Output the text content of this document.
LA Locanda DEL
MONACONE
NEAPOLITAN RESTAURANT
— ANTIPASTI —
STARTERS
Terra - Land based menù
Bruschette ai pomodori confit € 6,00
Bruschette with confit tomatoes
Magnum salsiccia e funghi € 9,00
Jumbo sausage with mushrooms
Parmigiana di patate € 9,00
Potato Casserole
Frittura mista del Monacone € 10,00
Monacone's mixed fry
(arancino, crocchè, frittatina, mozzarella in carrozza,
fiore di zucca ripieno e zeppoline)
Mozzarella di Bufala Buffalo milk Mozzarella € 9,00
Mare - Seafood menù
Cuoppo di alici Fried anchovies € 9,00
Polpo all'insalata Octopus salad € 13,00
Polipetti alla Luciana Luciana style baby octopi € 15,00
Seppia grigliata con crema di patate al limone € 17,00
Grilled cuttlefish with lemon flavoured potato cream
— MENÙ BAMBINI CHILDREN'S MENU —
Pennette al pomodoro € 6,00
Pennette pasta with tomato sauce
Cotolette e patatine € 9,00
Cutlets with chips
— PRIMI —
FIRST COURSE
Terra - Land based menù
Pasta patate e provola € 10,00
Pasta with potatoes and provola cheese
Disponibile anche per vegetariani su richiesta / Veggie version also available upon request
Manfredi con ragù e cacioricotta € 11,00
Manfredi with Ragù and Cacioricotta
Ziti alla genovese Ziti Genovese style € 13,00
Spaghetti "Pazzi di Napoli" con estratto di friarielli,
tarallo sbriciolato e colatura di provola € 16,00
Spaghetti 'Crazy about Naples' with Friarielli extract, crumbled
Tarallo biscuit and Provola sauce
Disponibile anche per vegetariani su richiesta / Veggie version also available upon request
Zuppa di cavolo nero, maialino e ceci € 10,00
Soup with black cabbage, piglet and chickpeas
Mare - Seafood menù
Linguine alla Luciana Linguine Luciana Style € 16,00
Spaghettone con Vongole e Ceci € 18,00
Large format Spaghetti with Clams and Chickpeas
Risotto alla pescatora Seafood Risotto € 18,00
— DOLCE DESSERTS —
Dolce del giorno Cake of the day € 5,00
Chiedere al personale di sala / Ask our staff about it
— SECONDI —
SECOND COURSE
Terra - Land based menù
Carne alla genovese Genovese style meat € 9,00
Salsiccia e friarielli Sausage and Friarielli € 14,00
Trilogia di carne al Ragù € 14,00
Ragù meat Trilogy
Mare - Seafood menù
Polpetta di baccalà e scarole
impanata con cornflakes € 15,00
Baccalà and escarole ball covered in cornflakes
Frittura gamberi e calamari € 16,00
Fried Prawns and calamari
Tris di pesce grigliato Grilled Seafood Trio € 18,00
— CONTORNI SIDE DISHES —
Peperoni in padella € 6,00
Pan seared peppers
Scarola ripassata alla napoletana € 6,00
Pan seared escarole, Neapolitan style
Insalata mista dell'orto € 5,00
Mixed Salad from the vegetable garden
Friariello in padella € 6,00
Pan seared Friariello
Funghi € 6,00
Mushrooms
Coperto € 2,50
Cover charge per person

*What is expected:*
All the data must be duplicated exactly, with nothing added or removed.

*Reply to the exercise:*
Output the text content of this document.
LA Locanda DEL
MONACONE
NEAPOLITAN RESTAURANT
— ANTIPASTI —
STARTERS
Terra - Land based menù
Bruschette ai pomodori confit € 6,00
Bruschette with confit tomatoes
Magnum salsiccia e funghi € 9,00
Jumbo sausage with mushrooms
Parmigiana di patate € 9,00
Potato Casserole
Frittura mista del Monacone € 10,00
Monacone's mixed fry
(arancino, crocchè, frittatina, mozzarella in carrozza,
fiore di zucca ripieno e zeppoline)
Mozzarella di Bufala Buffalo milk Mozzarella € 9,00
Mare - Seafood menù
Cuoppo di alici Fried anchovies € 9,00
Polpo all'insalata Octopus salad € 13,00
Polipetti alla Luciana Luciana style baby octopi € 15,00
Seppia grigliata con crema di patate al limone € 17,00
Grilled cuttlefish with lemon flavoured potato cream
— MENÙ BAMBINI CHILDREN'S MENU —
Pennette al pomodoro € 6,00
Pennette pasta with tomato sauce
Cotolette e patatine € 9,00
Cutlets with chips
— PRIMI —
FIRST COURSE
Terra - Land based menù
Pasta patate e provola € 10,00
Pasta with potatoes and provola cheese
Disponibile anche per vegetariani su richiesta / Veggie version also available upon request
Manfredi con ragù e cacioricotta € 11,00
Manfredi with Ragù and Cacioricotta
Ziti alla genovese Ziti Genovese style € 13,00
Spaghetti "Pazzi di Napoli" con estratto di friarielli,
tarallo sbriciolato e colatura di provola € 16,00
Spaghetti 'Crazy about Naples' with Friarielli extract, crumbled
Tarallo biscuit and Provola sauce
Disponibile anche per vegetariani su richiesta / Veggie version also available upon request
Zuppa di cavolo nero, maialino e ceci € 10,00
Soup with black cabbage, piglet and chickpeas
Mare - Seafood menù
Linguine alla Luciana Linguine Luciana Style € 16,00
Spaghettone con Vongole e Ceci € 18,00
Large format Spaghetti with Clams and Chickpeas
Risotto alla pescatora Seafood Risotto € 18,00
— DOLCE DESSERTS —
Dolce del giorno Cake of the day € 5,00
Chiedere al personale di sala / Ask our staff about it
— SECONDI —
SECOND COURSE
Terra - Land based menù
Carne alla genovese Genovese style meat € 9,00
Salsiccia e friarielli Sausage and Friarielli € 14,00
Trilogia di carne al Ragù € 14,00
Ragù meat Trilogy
Mare - Seafood menù
Polpetta di baccalà e scarole
impanata con cornflakes € 15,00
Baccalà and escarole ball covered in cornflakes
Frittura gamberi e calamari € 16,00
Fried Prawns and calamari
Tris di pesce grigliato Grilled Seafood Trio € 18,00
— CONTORNI SIDE DISHES —
Peperoni in padella € 6,00
Pan seared peppers
Scarola ripassata alla napoletana € 6,00
Pan seared escarole, Neapolitan style
Insalata mista dell'orto € 5,00
Mixed Salad from the vegetable garden
Friariello in padella € 6,00
Pan seared Friariello
Funghi € 6,00
Mushrooms
Coperto € 2,50
Cover charge per person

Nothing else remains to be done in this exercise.